● What to produce: Please transcribe the entries below without omitting a single character.

● Records to process:
--- START ---
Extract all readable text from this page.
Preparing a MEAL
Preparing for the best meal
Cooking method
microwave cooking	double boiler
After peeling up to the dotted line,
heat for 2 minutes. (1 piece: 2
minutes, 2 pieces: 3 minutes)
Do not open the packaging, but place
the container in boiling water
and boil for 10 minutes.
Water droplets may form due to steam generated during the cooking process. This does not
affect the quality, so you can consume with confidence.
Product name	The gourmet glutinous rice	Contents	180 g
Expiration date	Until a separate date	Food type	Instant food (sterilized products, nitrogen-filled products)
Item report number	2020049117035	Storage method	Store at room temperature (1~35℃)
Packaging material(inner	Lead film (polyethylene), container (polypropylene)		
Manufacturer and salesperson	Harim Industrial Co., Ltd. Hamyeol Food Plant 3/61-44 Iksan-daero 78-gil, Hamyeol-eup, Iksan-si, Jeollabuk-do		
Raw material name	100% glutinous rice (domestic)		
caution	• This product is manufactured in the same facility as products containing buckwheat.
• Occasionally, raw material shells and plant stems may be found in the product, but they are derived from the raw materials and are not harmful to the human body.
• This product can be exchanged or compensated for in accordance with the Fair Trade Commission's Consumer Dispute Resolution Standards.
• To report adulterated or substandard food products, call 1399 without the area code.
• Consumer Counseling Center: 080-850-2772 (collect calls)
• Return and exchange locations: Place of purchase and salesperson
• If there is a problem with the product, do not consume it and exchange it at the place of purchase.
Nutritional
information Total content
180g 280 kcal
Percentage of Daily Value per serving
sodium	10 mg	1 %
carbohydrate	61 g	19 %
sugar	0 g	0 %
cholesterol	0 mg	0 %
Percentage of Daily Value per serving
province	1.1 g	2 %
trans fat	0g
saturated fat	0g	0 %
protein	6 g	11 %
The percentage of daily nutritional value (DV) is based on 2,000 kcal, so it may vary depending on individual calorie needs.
--- END ---
● Your solution:
Extract all readable text from this page.
Preparing a MEAL
Preparing for the best meal
Cooking method
microwave cooking	double boiler
After peeling up to the dotted line,
heat for 2 minutes. (1 piece: 2
minutes, 2 pieces: 3 minutes)
Do not open the packaging, but place
the container in boiling water
and boil for 10 minutes.
Water droplets may form due to steam generated during the cooking process. This does not
affect the quality, so you can consume with confidence.
Product name	The gourmet glutinous rice	Contents	180 g
Expiration date	Until a separate date	Food type	Instant food (sterilized products, nitrogen-filled products)
Item report number	2020049117035	Storage method	Store at room temperature (1~35℃)
Packaging material(inner	Lead film (polyethylene), container (polypropylene)		
Manufacturer and salesperson	Harim Industrial Co., Ltd. Hamyeol Food Plant 3/61-44 Iksan-daero 78-gil, Hamyeol-eup, Iksan-si, Jeollabuk-do		
Raw material name	100% glutinous rice (domestic)		
caution	• This product is manufactured in the same facility as products containing buckwheat.
• Occasionally, raw material shells and plant stems may be found in the product, but they are derived from the raw materials and are not harmful to the human body.
• This product can be exchanged or compensated for in accordance with the Fair Trade Commission's Consumer Dispute Resolution Standards.
• To report adulterated or substandard food products, call 1399 without the area code.
• Consumer Counseling Center: 080-850-2772 (collect calls)
• Return and exchange locations: Place of purchase and salesperson
• If there is a problem with the product, do not consume it and exchange it at the place of purchase.
Nutritional
information Total content
180g 280 kcal
Percentage of Daily Value per serving
sodium	10 mg	1 %
carbohydrate	61 g	19 %
sugar	0 g	0 %
cholesterol	0 mg	0 %
Percentage of Daily Value per serving
province	1.1 g	2 %
trans fat	0g
saturated fat	0g	0 %
protein	6 g	11 %
The percentage of daily nutritional value (DV) is based on 2,000 kcal, so it may vary depending on individual calorie needs.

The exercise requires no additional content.